── Entries
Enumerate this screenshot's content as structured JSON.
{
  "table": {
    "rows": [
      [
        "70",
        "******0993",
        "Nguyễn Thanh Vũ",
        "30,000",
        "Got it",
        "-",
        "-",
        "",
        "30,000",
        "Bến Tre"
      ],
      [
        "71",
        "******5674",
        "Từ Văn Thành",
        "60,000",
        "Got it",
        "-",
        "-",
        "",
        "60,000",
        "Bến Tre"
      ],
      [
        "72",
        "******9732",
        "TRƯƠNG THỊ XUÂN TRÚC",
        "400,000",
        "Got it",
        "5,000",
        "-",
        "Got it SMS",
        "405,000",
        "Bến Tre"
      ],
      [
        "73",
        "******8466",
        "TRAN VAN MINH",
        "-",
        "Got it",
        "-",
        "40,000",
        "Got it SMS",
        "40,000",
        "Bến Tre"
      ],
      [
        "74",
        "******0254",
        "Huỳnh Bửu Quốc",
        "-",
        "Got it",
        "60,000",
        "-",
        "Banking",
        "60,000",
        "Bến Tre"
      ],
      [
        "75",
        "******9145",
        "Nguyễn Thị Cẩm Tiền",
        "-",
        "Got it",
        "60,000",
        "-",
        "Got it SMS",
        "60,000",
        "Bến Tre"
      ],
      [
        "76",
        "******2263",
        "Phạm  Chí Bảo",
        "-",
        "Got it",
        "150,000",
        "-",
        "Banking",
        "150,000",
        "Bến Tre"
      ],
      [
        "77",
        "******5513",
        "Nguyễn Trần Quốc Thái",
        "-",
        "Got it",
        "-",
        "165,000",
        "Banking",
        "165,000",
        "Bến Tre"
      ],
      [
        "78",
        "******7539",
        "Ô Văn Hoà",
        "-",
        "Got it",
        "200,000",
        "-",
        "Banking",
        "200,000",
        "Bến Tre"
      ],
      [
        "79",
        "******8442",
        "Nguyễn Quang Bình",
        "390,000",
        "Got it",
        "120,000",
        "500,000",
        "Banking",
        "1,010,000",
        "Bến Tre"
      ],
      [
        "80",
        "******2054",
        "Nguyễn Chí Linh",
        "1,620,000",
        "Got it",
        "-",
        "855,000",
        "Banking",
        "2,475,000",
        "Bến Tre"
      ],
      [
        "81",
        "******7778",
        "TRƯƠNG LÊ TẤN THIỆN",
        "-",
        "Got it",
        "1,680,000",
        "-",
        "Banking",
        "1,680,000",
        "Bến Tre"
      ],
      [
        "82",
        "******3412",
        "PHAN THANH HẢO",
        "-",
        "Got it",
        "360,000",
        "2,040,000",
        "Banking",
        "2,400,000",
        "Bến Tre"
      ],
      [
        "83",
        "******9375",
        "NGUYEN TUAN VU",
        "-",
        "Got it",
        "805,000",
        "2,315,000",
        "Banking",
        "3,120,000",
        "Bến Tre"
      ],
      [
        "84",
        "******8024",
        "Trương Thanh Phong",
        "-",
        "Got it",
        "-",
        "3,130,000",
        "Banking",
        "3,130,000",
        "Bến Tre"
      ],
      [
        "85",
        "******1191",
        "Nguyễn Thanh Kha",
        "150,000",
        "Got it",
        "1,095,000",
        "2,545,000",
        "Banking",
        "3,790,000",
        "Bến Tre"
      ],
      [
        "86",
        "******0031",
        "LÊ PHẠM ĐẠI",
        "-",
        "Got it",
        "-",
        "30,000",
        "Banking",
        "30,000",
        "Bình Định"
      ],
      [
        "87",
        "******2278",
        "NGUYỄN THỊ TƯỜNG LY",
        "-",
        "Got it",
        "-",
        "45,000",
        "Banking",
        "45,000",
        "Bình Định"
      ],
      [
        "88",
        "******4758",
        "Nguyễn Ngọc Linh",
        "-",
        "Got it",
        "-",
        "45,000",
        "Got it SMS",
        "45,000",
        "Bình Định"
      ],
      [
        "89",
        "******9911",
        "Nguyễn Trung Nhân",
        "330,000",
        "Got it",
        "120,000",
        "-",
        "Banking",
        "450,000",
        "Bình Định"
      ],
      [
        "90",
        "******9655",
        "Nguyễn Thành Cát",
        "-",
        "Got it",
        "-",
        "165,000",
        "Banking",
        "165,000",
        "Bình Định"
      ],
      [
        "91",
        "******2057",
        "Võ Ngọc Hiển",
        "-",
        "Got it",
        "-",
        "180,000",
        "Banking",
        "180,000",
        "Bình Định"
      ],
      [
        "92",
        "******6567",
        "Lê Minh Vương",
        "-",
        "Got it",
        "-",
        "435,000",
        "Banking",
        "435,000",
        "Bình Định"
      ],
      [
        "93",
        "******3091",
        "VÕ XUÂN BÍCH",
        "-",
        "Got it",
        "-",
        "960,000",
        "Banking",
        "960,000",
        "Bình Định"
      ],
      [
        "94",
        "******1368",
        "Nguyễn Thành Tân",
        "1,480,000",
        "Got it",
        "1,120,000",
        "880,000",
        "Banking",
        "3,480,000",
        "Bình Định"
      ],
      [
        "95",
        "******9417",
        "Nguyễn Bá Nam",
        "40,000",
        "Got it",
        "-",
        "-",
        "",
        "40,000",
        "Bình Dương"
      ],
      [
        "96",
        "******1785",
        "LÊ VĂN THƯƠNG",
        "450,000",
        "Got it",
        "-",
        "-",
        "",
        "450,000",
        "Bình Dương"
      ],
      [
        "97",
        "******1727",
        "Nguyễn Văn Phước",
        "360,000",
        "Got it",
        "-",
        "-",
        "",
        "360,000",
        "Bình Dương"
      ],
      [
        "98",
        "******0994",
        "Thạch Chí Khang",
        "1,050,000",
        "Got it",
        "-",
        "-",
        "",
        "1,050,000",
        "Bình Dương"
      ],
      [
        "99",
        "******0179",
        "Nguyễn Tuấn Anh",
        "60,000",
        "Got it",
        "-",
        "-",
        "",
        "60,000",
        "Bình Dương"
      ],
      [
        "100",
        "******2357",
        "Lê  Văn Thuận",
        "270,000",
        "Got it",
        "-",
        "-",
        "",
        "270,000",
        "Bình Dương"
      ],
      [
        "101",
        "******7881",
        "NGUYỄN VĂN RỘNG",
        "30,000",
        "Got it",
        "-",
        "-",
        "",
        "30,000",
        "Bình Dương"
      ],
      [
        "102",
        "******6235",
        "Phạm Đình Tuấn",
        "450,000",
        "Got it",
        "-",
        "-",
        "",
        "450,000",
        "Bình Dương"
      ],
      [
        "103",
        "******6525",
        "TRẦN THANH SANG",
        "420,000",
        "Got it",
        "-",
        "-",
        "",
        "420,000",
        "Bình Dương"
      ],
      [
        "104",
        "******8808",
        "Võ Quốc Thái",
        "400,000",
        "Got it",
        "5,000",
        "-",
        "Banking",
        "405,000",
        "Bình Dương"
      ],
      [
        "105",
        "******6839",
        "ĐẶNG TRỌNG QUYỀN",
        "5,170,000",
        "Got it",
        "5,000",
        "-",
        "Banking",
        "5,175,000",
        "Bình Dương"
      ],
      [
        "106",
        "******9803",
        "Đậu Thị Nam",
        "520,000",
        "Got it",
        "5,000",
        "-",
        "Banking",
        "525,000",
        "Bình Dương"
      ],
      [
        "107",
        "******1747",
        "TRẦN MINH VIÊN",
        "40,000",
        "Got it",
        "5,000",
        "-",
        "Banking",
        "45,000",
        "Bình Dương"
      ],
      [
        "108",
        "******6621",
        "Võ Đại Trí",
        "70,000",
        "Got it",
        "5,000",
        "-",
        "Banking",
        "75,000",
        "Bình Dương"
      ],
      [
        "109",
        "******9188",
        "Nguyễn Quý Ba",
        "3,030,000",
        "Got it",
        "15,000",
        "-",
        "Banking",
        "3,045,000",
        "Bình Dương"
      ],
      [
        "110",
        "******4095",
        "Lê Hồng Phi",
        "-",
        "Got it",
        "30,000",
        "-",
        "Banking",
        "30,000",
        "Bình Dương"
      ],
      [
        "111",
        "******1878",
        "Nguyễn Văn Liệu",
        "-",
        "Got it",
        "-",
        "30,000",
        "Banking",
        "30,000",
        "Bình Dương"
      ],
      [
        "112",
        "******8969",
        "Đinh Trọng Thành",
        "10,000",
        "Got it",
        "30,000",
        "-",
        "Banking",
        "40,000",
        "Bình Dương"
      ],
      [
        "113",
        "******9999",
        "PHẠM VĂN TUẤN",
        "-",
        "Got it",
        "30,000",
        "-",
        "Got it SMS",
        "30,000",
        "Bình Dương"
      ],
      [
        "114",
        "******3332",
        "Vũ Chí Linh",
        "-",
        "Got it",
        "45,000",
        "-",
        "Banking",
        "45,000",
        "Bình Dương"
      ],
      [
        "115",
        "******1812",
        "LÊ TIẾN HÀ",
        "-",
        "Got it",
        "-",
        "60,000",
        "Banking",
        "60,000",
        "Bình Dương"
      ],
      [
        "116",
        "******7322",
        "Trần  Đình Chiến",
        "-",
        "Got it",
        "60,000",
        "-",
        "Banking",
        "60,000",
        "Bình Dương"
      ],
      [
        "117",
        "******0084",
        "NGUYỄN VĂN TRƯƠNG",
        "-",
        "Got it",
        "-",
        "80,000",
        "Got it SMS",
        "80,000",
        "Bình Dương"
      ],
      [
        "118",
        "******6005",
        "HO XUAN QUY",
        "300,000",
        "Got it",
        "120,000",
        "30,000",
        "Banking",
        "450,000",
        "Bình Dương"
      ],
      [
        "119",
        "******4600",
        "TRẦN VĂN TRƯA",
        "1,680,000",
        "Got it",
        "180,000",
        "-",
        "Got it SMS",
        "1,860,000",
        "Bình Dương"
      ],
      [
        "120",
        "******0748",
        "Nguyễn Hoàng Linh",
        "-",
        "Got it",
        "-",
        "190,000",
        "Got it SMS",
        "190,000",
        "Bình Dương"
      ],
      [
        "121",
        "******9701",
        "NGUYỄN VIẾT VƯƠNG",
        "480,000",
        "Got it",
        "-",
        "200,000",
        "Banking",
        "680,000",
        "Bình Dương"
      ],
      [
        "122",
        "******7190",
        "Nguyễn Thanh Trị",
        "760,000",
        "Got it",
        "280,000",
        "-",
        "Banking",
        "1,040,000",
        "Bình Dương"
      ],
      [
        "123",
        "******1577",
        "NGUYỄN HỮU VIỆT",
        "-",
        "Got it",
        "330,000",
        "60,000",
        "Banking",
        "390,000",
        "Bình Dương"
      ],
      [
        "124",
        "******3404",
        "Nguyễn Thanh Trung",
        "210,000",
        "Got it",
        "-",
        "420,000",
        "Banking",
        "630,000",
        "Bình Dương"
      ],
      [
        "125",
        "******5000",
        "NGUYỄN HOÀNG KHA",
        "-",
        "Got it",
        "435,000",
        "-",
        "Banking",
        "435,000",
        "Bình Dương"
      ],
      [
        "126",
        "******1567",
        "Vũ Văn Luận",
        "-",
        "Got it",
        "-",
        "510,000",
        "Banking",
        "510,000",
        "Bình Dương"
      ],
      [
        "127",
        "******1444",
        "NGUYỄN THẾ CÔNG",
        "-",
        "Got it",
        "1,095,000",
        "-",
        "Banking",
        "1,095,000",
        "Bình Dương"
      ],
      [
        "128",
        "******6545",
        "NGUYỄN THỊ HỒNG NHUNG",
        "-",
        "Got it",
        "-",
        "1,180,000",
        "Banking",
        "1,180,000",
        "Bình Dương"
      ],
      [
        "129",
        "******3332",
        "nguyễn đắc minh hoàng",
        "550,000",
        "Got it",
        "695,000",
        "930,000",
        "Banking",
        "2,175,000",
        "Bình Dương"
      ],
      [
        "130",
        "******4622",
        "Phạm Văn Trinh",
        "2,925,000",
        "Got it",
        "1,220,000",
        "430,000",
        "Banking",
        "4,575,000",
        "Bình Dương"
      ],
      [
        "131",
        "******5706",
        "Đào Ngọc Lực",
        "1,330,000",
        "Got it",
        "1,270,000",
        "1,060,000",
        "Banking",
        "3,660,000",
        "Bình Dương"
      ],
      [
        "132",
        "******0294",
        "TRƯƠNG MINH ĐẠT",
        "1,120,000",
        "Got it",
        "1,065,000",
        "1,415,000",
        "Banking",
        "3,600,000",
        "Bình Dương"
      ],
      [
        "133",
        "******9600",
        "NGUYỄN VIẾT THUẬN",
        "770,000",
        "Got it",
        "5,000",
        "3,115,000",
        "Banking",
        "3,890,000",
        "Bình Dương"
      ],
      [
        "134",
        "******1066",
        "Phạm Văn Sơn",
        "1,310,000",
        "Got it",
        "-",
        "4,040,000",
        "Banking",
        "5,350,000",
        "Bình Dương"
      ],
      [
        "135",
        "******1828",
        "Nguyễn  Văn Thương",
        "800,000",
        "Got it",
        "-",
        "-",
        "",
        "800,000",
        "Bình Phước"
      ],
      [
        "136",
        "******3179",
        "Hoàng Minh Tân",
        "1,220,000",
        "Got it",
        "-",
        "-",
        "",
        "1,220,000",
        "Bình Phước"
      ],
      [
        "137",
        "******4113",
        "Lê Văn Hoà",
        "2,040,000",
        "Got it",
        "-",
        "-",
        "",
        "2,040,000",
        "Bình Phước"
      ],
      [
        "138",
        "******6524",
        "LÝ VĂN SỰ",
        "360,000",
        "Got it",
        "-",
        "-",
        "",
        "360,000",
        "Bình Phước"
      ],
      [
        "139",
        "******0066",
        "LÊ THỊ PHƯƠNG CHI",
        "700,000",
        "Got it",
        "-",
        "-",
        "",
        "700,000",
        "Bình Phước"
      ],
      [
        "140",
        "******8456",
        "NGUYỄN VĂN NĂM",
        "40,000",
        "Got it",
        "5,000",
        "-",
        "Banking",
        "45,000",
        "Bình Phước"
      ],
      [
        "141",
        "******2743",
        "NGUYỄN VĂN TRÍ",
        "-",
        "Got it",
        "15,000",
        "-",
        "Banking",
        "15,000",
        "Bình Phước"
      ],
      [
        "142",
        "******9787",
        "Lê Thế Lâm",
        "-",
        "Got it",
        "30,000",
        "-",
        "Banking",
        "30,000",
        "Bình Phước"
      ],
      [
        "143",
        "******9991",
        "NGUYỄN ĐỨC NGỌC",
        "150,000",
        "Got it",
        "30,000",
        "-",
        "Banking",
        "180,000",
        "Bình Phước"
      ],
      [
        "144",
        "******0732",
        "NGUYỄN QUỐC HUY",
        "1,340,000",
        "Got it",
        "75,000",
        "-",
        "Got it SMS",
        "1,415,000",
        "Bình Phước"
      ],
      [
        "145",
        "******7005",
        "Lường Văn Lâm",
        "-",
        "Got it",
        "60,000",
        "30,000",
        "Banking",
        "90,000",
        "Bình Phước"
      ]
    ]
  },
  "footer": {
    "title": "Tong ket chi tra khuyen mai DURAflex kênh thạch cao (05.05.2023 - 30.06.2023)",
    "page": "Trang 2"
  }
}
────
> [Required work] Copy out all lines where the word "VIẾT" appears.

> [Reply]
        "NGUYỄN VIẾT VƯƠNG",
        "NGUYỄN VIẾT THUẬN",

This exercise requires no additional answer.